## GIVEN RECORDS
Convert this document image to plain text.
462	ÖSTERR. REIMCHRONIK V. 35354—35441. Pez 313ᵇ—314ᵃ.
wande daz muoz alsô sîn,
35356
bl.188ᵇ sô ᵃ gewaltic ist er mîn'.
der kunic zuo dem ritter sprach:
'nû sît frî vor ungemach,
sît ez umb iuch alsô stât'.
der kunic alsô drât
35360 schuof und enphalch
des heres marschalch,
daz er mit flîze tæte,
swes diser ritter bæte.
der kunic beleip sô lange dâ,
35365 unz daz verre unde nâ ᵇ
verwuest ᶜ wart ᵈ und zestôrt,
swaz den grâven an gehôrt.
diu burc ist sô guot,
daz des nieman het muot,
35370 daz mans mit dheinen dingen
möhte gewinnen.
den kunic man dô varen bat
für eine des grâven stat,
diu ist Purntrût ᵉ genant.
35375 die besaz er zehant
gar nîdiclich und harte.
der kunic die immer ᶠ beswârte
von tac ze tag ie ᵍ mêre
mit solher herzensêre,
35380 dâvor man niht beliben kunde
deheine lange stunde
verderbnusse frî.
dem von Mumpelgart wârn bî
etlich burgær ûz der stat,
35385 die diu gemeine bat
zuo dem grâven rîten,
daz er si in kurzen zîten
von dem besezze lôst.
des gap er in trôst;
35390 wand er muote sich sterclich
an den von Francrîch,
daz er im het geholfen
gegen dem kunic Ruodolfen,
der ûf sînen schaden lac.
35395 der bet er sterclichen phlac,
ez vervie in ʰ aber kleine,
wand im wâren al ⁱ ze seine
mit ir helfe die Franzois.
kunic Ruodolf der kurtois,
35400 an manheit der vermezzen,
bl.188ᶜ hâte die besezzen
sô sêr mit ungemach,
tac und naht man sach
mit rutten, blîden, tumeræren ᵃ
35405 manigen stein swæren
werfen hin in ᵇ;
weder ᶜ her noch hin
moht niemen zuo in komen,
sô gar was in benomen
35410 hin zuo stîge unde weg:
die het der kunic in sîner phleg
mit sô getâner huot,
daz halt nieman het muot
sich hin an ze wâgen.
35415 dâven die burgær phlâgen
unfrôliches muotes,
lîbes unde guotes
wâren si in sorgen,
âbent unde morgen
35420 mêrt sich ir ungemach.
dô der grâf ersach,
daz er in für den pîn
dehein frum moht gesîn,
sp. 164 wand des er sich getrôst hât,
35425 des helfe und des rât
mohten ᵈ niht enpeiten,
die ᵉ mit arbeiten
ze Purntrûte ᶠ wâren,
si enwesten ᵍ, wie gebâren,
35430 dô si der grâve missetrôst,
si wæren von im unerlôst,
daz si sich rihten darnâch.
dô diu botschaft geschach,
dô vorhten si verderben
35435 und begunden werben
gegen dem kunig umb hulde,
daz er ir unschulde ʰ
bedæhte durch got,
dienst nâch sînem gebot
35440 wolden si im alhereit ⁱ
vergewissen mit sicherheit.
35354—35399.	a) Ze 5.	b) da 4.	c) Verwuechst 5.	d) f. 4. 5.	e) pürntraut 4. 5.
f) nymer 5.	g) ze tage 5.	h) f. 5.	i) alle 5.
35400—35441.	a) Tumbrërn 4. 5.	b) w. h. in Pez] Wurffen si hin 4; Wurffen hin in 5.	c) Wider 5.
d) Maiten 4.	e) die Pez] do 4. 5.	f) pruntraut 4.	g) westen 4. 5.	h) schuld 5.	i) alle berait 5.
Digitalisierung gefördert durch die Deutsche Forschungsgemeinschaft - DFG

## WRITTEN TASK
Isolate the lines above that contain the word "stat" and copy them.

## RESPONSE TO THIS EXERCISE
für eine des grâven stat,
etlich burgær ûz der stat,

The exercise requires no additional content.